**Short task:** Count every line below that contains "this", then state the total with no other output.

----

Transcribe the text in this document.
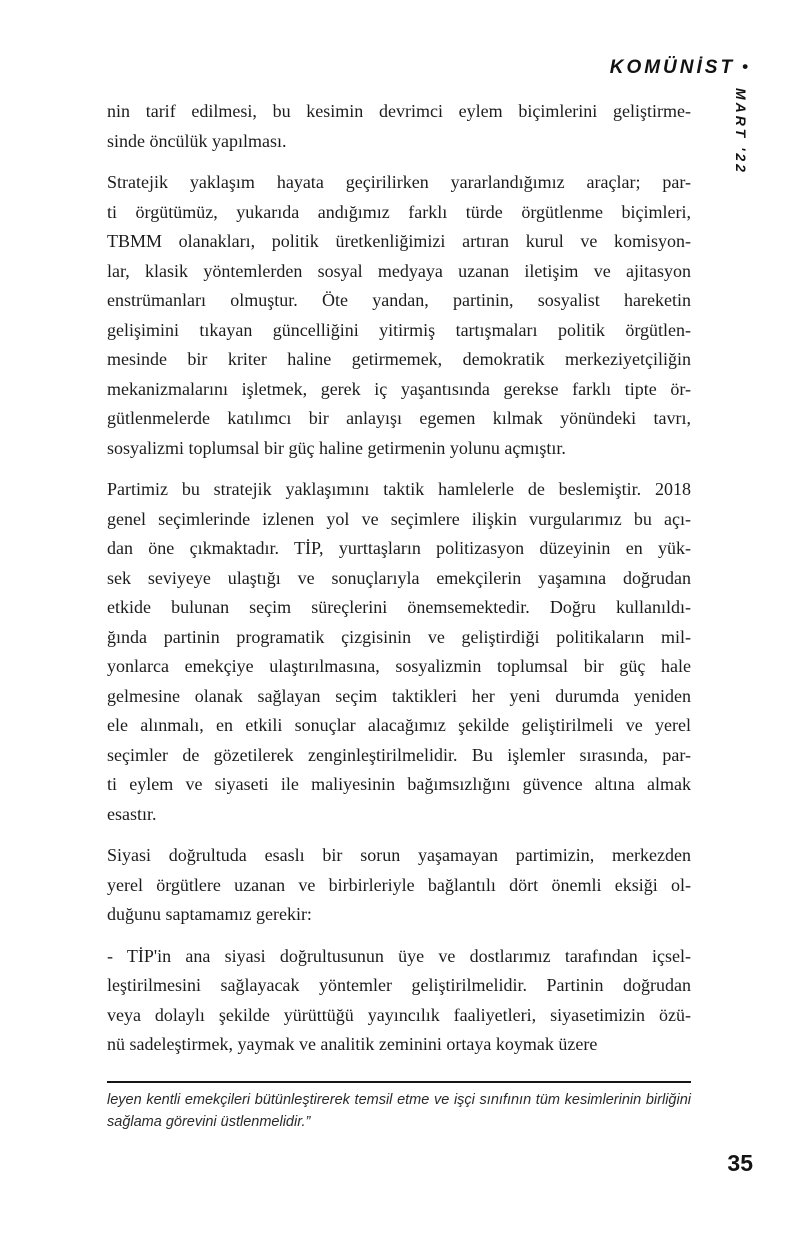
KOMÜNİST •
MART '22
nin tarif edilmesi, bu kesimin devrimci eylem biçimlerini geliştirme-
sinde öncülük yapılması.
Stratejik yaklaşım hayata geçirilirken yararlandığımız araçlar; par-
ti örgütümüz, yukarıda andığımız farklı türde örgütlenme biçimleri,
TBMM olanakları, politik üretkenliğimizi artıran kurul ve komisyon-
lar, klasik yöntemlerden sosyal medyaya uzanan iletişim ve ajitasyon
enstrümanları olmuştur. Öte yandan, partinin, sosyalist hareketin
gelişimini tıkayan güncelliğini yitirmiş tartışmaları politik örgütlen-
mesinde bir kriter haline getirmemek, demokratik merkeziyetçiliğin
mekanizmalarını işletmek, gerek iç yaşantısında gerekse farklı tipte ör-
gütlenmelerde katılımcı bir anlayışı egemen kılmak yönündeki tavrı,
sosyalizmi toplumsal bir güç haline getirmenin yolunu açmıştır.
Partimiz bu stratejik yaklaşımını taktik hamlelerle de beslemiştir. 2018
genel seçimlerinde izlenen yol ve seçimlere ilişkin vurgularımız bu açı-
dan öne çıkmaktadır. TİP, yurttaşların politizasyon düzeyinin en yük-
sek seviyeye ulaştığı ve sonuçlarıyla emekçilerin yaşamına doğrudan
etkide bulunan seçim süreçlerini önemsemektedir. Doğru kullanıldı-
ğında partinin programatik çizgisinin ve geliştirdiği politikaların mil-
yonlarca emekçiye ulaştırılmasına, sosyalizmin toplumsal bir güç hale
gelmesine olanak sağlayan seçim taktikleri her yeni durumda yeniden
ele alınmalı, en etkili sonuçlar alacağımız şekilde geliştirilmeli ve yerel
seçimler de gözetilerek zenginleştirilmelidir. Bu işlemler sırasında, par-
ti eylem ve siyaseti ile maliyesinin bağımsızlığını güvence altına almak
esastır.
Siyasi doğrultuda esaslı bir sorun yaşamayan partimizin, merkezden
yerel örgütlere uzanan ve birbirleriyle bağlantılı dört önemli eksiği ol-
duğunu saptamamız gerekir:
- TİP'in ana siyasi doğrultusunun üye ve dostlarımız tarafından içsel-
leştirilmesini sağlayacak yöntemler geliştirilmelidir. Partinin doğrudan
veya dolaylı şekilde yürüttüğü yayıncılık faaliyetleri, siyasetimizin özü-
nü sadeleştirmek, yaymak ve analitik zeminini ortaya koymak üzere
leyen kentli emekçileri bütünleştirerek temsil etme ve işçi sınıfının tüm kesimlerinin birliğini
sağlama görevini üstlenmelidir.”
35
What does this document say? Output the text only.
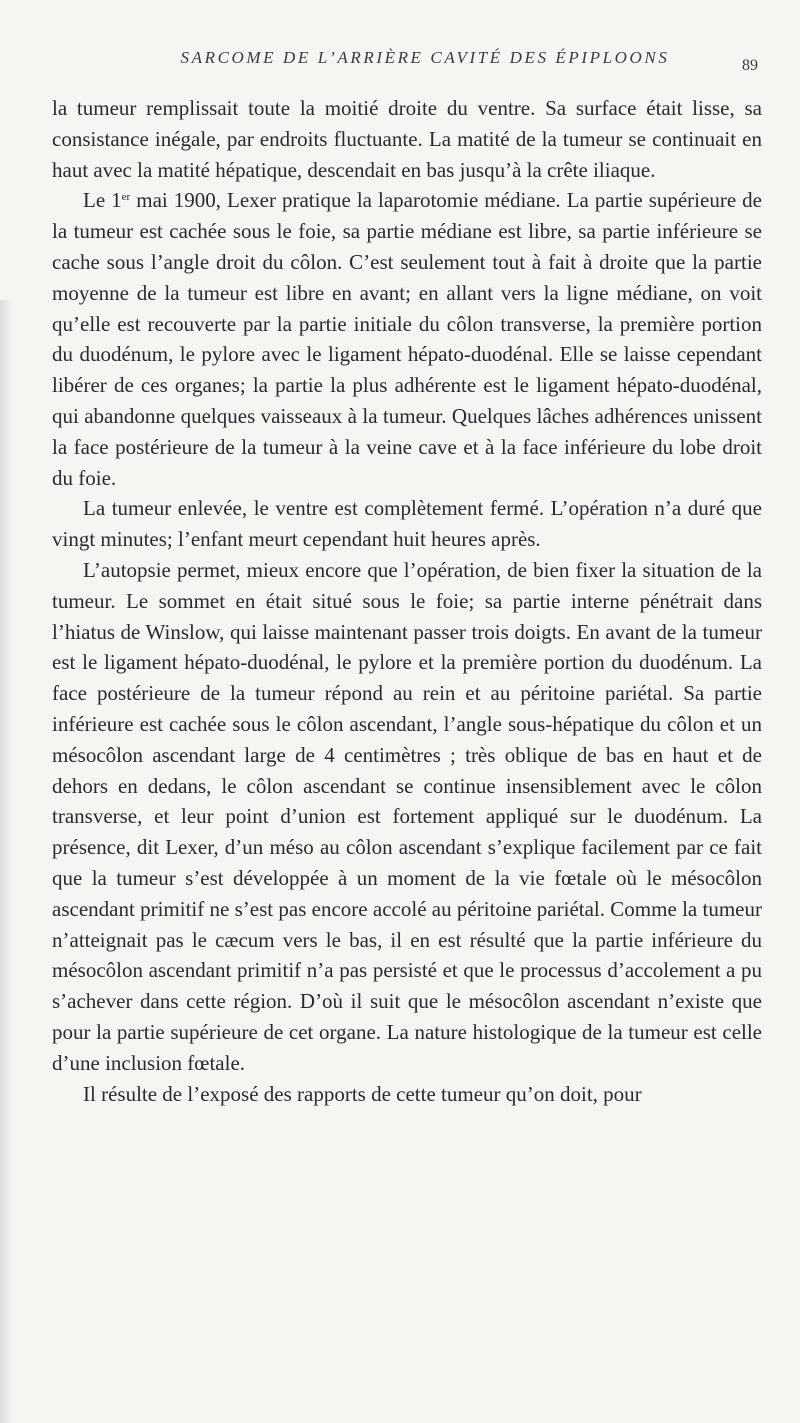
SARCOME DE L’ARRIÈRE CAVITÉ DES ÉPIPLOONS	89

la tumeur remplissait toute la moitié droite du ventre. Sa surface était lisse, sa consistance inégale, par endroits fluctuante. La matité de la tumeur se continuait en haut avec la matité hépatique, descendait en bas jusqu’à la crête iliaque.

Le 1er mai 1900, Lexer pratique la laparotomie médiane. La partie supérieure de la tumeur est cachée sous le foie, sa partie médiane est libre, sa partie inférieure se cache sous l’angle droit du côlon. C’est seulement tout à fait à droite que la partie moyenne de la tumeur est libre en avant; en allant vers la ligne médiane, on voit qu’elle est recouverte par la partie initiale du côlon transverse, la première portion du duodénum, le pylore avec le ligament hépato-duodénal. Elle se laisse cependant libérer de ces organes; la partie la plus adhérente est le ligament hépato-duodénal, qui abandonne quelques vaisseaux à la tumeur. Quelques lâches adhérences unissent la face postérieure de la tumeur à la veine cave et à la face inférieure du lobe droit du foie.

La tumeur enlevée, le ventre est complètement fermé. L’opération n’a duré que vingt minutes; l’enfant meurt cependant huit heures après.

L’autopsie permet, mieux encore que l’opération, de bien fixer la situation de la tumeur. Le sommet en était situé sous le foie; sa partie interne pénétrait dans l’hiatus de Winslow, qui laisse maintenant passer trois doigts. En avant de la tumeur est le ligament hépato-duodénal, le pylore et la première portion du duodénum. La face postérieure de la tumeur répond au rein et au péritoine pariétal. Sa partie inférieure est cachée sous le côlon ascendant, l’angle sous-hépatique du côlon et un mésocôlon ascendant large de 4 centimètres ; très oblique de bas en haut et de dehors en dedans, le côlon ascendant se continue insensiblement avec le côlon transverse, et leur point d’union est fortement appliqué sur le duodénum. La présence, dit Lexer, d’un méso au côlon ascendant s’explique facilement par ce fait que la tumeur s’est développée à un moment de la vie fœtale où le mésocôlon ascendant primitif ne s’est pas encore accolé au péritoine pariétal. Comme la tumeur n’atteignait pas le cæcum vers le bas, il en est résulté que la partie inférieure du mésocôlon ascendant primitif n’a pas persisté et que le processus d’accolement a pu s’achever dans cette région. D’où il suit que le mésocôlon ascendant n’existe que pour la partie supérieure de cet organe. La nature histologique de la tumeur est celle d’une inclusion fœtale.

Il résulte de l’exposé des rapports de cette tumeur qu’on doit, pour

----

**The reply:** 2